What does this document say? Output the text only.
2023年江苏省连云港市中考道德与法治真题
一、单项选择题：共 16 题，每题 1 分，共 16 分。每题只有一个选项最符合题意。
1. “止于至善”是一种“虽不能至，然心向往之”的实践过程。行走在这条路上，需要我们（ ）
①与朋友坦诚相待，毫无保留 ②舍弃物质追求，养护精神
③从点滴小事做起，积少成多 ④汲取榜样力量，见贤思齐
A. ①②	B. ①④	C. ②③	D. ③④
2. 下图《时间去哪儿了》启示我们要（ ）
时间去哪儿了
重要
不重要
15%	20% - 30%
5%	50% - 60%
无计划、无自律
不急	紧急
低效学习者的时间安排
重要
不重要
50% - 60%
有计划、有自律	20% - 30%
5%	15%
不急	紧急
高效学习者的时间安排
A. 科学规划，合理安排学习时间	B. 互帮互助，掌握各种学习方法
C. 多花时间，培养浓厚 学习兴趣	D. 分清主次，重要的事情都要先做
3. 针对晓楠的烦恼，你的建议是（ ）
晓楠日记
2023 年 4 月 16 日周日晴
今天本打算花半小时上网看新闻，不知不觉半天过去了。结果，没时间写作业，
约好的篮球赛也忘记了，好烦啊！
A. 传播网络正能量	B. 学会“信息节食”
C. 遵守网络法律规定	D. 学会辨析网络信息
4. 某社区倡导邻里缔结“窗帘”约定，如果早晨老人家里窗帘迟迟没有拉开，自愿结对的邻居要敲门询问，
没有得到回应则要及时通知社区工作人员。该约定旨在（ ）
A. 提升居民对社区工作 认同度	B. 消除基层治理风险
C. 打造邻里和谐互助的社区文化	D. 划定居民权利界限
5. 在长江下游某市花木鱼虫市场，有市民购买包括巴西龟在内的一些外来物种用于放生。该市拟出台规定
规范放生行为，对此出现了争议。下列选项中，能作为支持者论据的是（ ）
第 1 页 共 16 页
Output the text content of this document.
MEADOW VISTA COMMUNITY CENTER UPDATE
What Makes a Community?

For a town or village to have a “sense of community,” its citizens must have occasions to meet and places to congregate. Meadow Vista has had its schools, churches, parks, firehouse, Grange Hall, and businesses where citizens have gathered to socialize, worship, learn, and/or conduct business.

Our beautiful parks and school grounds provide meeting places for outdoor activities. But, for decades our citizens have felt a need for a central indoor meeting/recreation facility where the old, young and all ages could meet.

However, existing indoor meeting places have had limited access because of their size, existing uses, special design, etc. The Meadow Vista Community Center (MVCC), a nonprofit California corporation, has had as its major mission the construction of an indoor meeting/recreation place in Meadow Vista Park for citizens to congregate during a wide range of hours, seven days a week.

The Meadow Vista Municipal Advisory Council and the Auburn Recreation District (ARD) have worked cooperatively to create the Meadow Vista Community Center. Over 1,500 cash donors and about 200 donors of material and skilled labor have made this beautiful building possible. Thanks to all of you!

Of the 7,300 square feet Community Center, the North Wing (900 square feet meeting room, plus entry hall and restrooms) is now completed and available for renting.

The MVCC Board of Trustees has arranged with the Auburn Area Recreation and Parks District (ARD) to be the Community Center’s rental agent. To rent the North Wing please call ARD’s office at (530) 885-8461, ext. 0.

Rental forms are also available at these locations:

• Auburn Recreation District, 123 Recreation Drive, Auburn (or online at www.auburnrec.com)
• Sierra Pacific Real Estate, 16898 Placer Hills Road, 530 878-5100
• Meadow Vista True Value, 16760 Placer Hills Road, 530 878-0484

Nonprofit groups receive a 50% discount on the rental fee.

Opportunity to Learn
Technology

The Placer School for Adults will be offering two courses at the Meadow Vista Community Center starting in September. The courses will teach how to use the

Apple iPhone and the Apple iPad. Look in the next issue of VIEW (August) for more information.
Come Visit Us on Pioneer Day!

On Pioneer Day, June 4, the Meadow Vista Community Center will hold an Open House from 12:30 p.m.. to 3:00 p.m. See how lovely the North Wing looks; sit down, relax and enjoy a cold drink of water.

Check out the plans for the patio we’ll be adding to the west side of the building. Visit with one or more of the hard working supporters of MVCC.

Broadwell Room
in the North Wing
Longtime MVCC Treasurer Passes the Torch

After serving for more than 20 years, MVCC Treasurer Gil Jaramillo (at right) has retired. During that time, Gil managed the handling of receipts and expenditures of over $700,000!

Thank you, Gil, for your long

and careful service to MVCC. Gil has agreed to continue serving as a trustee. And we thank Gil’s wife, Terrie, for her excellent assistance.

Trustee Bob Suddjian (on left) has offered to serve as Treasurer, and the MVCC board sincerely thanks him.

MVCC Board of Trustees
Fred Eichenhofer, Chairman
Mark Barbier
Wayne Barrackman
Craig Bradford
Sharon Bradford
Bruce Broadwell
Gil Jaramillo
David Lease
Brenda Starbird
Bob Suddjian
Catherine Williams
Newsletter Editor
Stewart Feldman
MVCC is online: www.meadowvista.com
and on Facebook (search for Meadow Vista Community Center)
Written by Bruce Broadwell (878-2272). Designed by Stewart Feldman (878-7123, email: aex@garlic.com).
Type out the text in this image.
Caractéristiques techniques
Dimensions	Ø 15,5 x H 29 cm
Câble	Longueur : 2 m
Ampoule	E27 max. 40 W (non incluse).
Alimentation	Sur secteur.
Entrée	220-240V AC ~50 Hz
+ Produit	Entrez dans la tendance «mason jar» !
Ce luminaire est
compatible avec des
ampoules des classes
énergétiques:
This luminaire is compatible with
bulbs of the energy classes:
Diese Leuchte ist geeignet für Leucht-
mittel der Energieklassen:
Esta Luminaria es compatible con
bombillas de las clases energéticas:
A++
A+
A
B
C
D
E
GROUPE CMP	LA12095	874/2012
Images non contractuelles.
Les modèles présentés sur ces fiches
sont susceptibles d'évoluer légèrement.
^^^^^^^^
* EXERCISE AIM
Restate the whole listing exactly.

* ANSWER BELOW
What does this document say? Output the text only.
2023年江苏省连云港市中考道德与法治真题
一、单项选择题：共 16 题，每题 1 分，共 16 分。每题只有一个选项最符合题意。
1. “止于至善”是一种“虽不能至，然心向往之”的实践过程。行走在这条路上，需要我们（ ）
①与朋友坦诚相待，毫无保留 ②舍弃物质追求，养护精神
③从点滴小事做起，积少成多 ④汲取榜样力量，见贤思齐
A. ①②	B. ①④	C. ②③	D. ③④
2. 下图《时间去哪儿了》启示我们要（ ）
时间去哪儿了
重要
不重要
15%	20% - 30%
5%	50% - 60%
无计划、无自律
不急	紧急
低效学习者的时间安排
重要
不重要
50% - 60%
有计划、有自律	20% - 30%
5%	15%
不急	紧急
高效学习者的时间安排
A. 科学规划，合理安排学习时间	B. 互帮互助，掌握各种学习方法
C. 多花时间，培养浓厚 学习兴趣	D. 分清主次，重要的事情都要先做
3. 针对晓楠的烦恼，你的建议是（ ）
晓楠日记
2023 年 4 月 16 日周日晴
今天本打算花半小时上网看新闻，不知不觉半天过去了。结果，没时间写作业，
约好的篮球赛也忘记了，好烦啊！
A. 传播网络正能量	B. 学会“信息节食”
C. 遵守网络法律规定	D. 学会辨析网络信息
4. 某社区倡导邻里缔结“窗帘”约定，如果早晨老人家里窗帘迟迟没有拉开，自愿结对的邻居要敲门询问，
没有得到回应则要及时通知社区工作人员。该约定旨在（ ）
A. 提升居民对社区工作 认同度	B. 消除基层治理风险
C. 打造邻里和谐互助的社区文化	D. 划定居民权利界限
5. 在长江下游某市花木鱼虫市场，有市民购买包括巴西龟在内的一些外来物种用于放生。该市拟出台规定
规范放生行为，对此出现了争议。下列选项中，能作为支持者论据的是（ ）
第 1 页 共 16 页
Output the text content of this document.
MEADOW VISTA COMMUNITY CENTER UPDATE
What Makes a Community?

For a town or village to have a “sense of community,” its citizens must have occasions to meet and places to congregate. Meadow Vista has had its schools, churches, parks, firehouse, Grange Hall, and businesses where citizens have gathered to socialize, worship, learn, and/or conduct business.

Our beautiful parks and school grounds provide meeting places for outdoor activities. But, for decades our citizens have felt a need for a central indoor meeting/recreation facility where the old, young and all ages could meet.

However, existing indoor meeting places have had limited access because of their size, existing uses, special design, etc. The Meadow Vista Community Center (MVCC), a nonprofit California corporation, has had as its major mission the construction of an indoor meeting/recreation place in Meadow Vista Park for citizens to congregate during a wide range of hours, seven days a week.

The Meadow Vista Municipal Advisory Council and the Auburn Recreation District (ARD) have worked cooperatively to create the Meadow Vista Community Center. Over 1,500 cash donors and about 200 donors of material and skilled labor have made this beautiful building possible. Thanks to all of you!

Of the 7,300 square feet Community Center, the North Wing (900 square feet meeting room, plus entry hall and restrooms) is now completed and available for renting.

The MVCC Board of Trustees has arranged with the Auburn Area Recreation and Parks District (ARD) to be the Community Center’s rental agent. To rent the North Wing please call ARD’s office at (530) 885-8461, ext. 0.

Rental forms are also available at these locations:

• Auburn Recreation District, 123 Recreation Drive, Auburn (or online at www.auburnrec.com)
• Sierra Pacific Real Estate, 16898 Placer Hills Road, 530 878-5100
• Meadow Vista True Value, 16760 Placer Hills Road, 530 878-0484

Nonprofit groups receive a 50% discount on the rental fee.

Opportunity to Learn
Technology

The Placer School for Adults will be offering two courses at the Meadow Vista Community Center starting in September. The courses will teach how to use the

Apple iPhone and the Apple iPad. Look in the next issue of VIEW (August) for more information.
Come Visit Us on Pioneer Day!

On Pioneer Day, June 4, the Meadow Vista Community Center will hold an Open House from 12:30 p.m.. to 3:00 p.m. See how lovely the North Wing looks; sit down, relax and enjoy a cold drink of water.

Check out the plans for the patio we’ll be adding to the west side of the building. Visit with one or more of the hard working supporters of MVCC.

Broadwell Room
in the North Wing
Longtime MVCC Treasurer Passes the Torch

After serving for more than 20 years, MVCC Treasurer Gil Jaramillo (at right) has retired. During that time, Gil managed the handling of receipts and expenditures of over $700,000!

Thank you, Gil, for your long

and careful service to MVCC. Gil has agreed to continue serving as a trustee. And we thank Gil’s wife, Terrie, for her excellent assistance.

Trustee Bob Suddjian (on left) has offered to serve as Treasurer, and the MVCC board sincerely thanks him.

MVCC Board of Trustees
Fred Eichenhofer, Chairman
Mark Barbier
Wayne Barrackman
Craig Bradford
Sharon Bradford
Bruce Broadwell
Gil Jaramillo
David Lease
Brenda Starbird
Bob Suddjian
Catherine Williams
Newsletter Editor
Stewart Feldman
MVCC is online: www.meadowvista.com
and on Facebook (search for Meadow Vista Community Center)
Written by Bruce Broadwell (878-2272). Designed by Stewart Feldman (878-7123, email: aex@garlic.com).
Type out the text in this image.
Caractéristiques techniques
Dimensions	Ø 15,5 x H 29 cm
Câble	Longueur : 2 m
Ampoule	E27 max. 40 W (non incluse).
Alimentation	Sur secteur.
Entrée	220-240V AC ~50 Hz
+ Produit	Entrez dans la tendance «mason jar» !
Ce luminaire est
compatible avec des
ampoules des classes
énergétiques:
This luminaire is compatible with
bulbs of the energy classes:
Diese Leuchte ist geeignet für Leucht-
mittel der Energieklassen:
Esta Luminaria es compatible con
bombillas de las clases energéticas:
A++
A+
A
B
C
D
E
GROUPE CMP	LA12095	874/2012
Images non contractuelles.
Les modèles présentés sur ces fiches
sont susceptibles d'évoluer légèrement.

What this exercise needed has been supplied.